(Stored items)
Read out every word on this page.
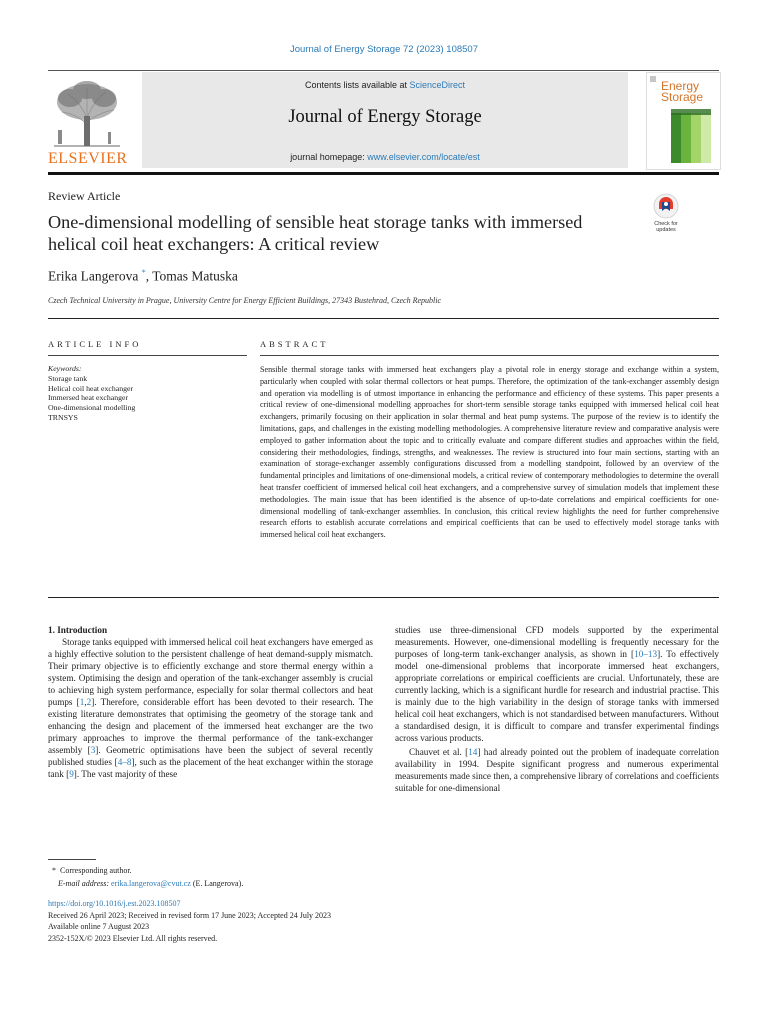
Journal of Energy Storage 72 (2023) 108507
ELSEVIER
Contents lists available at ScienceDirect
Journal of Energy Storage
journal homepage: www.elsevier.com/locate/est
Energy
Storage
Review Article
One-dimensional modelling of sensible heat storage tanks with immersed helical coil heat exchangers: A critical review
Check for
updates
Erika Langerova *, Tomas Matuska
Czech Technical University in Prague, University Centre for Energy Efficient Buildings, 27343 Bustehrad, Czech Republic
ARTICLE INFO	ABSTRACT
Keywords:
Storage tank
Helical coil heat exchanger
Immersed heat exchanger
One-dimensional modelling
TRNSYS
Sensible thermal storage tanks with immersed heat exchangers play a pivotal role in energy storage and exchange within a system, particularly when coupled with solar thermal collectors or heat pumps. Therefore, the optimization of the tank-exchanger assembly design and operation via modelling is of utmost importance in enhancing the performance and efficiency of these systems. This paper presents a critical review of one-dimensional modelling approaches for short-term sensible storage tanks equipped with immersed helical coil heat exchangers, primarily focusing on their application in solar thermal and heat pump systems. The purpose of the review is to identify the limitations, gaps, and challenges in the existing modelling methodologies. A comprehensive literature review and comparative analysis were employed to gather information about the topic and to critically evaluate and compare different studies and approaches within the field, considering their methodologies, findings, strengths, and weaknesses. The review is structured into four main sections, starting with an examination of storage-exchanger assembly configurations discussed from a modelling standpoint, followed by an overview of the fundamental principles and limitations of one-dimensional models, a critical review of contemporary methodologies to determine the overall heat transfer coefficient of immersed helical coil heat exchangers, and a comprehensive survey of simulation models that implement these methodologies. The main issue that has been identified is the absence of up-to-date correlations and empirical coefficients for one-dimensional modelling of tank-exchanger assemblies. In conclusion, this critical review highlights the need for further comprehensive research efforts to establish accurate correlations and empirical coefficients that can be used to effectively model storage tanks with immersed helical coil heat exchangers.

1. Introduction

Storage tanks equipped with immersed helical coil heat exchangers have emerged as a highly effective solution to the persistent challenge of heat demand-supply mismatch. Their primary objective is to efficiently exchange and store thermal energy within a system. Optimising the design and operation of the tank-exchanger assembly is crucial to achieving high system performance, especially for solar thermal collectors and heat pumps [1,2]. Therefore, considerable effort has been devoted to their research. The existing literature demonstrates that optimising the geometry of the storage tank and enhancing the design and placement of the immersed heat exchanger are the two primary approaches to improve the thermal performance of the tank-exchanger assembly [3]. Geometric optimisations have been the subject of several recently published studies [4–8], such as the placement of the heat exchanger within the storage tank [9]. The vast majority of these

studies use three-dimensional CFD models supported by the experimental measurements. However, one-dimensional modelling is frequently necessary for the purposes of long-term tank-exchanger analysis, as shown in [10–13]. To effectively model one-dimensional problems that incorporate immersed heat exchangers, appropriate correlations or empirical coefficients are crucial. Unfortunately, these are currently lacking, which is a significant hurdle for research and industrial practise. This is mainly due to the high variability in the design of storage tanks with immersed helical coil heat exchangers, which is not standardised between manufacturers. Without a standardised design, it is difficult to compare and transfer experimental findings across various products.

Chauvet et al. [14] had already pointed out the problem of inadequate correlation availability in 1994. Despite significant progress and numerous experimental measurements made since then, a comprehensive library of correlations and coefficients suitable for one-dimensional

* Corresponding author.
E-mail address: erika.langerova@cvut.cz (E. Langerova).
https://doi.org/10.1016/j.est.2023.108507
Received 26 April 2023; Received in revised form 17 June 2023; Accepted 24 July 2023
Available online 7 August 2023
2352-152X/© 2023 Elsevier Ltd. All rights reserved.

--

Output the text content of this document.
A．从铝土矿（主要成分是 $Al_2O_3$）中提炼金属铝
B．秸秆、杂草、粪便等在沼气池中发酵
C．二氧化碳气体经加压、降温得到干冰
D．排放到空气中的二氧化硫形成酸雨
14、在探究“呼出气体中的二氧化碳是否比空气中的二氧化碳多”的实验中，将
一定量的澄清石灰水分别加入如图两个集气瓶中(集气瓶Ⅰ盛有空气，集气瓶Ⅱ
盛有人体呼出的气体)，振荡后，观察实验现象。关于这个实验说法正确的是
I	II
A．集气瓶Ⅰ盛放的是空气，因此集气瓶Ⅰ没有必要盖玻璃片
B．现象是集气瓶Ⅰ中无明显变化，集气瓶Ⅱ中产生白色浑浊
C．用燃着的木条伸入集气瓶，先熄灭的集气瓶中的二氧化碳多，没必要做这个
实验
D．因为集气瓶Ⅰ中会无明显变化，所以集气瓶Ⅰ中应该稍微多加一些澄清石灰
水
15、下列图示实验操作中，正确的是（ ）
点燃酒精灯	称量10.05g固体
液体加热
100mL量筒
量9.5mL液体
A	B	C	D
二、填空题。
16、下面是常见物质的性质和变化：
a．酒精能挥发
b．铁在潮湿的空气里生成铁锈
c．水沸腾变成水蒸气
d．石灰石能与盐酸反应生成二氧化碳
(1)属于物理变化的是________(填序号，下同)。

*WHAT TO DO*.
Count the lines in the records above that hold the word "Langerova", and give only that number.

*FULL ANSWER*.
2